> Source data

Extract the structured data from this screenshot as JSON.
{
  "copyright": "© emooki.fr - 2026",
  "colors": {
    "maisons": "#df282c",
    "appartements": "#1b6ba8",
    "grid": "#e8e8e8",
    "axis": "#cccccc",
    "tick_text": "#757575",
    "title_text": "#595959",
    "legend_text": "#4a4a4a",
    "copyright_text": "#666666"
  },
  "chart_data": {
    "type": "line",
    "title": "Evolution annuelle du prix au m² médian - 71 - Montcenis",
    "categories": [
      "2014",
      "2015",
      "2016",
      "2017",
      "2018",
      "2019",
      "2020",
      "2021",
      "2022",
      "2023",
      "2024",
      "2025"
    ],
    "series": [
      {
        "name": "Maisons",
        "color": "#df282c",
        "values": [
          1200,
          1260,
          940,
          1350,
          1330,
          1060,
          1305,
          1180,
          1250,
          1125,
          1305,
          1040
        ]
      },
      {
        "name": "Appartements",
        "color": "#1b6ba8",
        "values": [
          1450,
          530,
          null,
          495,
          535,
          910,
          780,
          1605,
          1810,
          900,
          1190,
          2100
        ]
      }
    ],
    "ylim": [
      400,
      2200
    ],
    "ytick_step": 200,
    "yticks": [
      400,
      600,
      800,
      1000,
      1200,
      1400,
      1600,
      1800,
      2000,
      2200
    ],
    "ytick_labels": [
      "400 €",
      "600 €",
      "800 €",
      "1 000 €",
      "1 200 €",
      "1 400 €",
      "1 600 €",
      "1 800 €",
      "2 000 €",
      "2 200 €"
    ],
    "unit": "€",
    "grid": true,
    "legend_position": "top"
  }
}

> What is required
Nothing should be left out: repeat all of the data exactly.

> Final answer
Extract the structured data from this screenshot as JSON.
{
  "copyright": "© emooki.fr - 2026",
  "colors": {
    "maisons": "#df282c",
    "appartements": "#1b6ba8",
    "grid": "#e8e8e8",
    "axis": "#cccccc",
    "tick_text": "#757575",
    "title_text": "#595959",
    "legend_text": "#4a4a4a",
    "copyright_text": "#666666"
  },
  "chart_data": {
    "type": "line",
    "title": "Evolution annuelle du prix au m² médian - 71 - Montcenis",
    "categories": [
      "2014",
      "2015",
      "2016",
      "2017",
      "2018",
      "2019",
      "2020",
      "2021",
      "2022",
      "2023",
      "2024",
      "2025"
    ],
    "series": [
      {
        "name": "Maisons",
        "color": "#df282c",
        "values": [
          1200,
          1260,
          940,
          1350,
          1330,
          1060,
          1305,
          1180,
          1250,
          1125,
          1305,
          1040
        ]
      },
      {
        "name": "Appartements",
        "color": "#1b6ba8",
        "values": [
          1450,
          530,
          null,
          495,
          535,
          910,
          780,
          1605,
          1810,
          900,
          1190,
          2100
        ]
      }
    ],
    "ylim": [
      400,
      2200
    ],
    "ytick_step": 200,
    "yticks": [
      400,
      600,
      800,
      1000,
      1200,
      1400,
      1600,
      1800,
      2000,
      2200
    ],
    "ytick_labels": [
      "400 €",
      "600 €",
      "800 €",
      "1 000 €",
      "1 200 €",
      "1 400 €",
      "1 600 €",
      "1 800 €",
      "2 000 €",
      "2 200 €"
    ],
    "unit": "€",
    "grid": true,
    "legend_position": "top"
  }
}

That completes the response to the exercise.